• _PROBLEM DESCRIPTION_: Count how many lines mention the word "Colorway". Write that number alone.

(Dataset items)
########
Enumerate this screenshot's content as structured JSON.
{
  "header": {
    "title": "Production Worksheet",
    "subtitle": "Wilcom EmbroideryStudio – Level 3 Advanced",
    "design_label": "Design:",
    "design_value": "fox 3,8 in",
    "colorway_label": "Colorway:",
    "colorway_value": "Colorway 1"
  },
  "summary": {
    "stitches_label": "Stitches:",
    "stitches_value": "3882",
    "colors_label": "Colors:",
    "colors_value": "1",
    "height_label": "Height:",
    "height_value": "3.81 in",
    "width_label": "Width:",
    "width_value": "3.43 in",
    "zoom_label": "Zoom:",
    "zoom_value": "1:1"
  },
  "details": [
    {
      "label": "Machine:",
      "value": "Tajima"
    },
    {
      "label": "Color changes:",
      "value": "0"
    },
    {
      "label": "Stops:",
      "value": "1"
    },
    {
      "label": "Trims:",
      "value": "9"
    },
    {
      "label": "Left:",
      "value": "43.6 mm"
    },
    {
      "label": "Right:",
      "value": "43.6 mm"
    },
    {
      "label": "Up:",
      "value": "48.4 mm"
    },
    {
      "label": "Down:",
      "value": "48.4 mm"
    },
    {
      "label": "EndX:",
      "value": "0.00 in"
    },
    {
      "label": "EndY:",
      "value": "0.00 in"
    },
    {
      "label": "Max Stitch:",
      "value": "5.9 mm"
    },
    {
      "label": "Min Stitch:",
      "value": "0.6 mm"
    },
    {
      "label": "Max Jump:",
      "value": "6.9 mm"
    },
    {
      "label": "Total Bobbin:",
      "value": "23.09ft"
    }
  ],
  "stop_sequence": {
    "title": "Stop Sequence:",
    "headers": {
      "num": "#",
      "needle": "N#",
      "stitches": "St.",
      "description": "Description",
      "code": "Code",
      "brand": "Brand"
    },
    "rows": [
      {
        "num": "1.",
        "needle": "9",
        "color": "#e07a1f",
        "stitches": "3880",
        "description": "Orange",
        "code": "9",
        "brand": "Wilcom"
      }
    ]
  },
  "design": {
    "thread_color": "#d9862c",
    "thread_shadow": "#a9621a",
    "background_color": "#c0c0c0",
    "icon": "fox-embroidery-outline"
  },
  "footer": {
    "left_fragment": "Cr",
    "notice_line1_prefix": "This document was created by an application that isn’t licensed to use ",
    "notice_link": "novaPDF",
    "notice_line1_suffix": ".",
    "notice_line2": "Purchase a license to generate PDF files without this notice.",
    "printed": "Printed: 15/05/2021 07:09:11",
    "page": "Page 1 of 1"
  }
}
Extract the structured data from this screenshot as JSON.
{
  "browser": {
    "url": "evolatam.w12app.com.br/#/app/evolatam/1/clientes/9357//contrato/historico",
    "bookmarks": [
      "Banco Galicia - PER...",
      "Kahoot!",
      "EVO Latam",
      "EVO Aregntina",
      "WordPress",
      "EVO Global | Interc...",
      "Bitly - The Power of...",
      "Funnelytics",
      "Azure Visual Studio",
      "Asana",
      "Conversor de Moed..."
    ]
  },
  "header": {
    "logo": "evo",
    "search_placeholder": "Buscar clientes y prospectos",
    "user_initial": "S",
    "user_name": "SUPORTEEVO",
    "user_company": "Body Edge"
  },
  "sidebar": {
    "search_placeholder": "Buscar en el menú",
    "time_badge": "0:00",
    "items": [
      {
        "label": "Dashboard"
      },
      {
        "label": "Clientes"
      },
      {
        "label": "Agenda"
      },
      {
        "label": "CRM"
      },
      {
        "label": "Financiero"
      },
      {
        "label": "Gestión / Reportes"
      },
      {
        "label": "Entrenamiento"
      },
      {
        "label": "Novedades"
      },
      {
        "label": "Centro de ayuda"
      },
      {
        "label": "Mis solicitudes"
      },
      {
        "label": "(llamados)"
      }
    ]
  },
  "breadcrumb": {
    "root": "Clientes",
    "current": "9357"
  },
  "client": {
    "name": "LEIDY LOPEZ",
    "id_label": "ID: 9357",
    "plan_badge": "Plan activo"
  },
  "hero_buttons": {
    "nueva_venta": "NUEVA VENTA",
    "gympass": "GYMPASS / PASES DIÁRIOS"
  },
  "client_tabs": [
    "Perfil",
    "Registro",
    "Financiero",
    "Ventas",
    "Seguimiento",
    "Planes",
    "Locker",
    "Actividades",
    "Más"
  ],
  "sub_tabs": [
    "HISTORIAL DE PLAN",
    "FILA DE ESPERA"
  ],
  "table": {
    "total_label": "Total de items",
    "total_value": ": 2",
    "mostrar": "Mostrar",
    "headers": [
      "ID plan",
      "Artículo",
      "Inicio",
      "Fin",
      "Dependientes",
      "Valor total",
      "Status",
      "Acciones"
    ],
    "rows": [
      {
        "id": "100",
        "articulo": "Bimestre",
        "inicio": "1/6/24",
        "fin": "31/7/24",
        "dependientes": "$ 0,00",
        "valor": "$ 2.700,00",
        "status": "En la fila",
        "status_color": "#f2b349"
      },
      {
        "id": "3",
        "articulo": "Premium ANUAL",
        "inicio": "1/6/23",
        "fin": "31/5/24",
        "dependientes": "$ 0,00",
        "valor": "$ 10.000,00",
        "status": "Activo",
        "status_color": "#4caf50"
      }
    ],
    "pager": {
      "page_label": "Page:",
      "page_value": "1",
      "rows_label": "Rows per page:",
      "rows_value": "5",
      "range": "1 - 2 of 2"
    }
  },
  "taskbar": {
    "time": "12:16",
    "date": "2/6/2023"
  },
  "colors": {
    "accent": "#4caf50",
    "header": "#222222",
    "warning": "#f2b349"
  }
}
########
• _SOLUTION TO THIS PROBLEM_: 2